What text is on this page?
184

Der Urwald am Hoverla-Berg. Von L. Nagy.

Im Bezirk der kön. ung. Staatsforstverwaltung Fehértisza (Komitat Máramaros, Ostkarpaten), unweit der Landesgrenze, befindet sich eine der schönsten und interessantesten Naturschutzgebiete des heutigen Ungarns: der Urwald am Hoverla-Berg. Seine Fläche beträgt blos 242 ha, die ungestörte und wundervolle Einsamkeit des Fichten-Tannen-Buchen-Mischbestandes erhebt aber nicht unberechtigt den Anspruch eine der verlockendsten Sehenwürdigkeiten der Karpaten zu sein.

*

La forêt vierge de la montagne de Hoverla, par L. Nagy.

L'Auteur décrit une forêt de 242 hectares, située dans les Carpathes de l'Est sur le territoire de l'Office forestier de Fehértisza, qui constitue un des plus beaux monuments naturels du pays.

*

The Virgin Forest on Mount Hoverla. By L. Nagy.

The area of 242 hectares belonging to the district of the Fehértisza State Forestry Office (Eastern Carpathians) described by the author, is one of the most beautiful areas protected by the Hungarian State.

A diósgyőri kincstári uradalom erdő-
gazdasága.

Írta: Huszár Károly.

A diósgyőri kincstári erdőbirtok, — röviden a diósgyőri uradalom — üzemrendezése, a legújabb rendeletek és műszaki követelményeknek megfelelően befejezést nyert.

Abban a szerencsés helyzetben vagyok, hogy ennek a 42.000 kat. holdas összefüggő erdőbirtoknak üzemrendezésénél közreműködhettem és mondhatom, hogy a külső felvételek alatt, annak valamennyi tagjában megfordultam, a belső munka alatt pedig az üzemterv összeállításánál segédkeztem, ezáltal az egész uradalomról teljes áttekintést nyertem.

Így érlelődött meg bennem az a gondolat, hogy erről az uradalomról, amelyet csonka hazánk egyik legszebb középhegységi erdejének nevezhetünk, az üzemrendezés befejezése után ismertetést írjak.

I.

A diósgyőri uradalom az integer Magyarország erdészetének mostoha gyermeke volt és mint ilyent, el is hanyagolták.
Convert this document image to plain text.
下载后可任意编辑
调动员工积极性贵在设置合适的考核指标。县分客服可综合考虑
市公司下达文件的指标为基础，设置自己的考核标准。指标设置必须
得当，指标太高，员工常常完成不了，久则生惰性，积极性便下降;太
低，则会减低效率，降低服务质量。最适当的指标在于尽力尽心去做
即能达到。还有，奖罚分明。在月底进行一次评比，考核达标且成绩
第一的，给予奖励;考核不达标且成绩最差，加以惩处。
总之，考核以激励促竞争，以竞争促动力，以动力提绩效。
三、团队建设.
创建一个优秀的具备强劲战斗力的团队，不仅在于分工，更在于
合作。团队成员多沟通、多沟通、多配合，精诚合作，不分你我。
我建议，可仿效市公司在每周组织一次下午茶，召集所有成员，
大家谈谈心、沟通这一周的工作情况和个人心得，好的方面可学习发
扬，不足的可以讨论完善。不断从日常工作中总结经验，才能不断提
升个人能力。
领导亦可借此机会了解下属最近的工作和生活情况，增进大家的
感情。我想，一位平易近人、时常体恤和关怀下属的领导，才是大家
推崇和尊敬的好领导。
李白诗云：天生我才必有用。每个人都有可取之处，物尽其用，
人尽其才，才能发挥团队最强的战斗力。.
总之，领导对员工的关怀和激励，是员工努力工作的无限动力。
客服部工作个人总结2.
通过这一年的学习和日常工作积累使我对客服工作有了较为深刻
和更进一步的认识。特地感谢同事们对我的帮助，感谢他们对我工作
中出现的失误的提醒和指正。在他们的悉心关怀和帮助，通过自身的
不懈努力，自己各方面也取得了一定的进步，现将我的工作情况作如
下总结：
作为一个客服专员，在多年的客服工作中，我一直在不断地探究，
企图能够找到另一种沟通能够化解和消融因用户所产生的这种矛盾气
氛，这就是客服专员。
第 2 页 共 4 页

=-=-=-=-=

**Task requirements**.
Your task is to collect every line above that contains the word "uradalomról".

**Solution for this task**.
Abban a szerencsés helyzetben vagyok, hogy ennek a 42.000 kat. holdas összefüggő erdőbirtoknak üzemrendezésénél közreműködhettem és mondhatom, hogy a külső felvételek alatt, annak valamennyi tagjában megfordultam, a belső munka alatt pedig az üzemterv összeállításánál segédkeztem, ezáltal az egész uradalomról teljes áttekintést nyertem.
Így érlelődött meg bennem az a gondolat, hogy erről az uradalomról, amelyet csonka hazánk egyik legszebb középhegységi erdejének nevezhetünk, az üzemrendezés befejezése után ismertetést írjak.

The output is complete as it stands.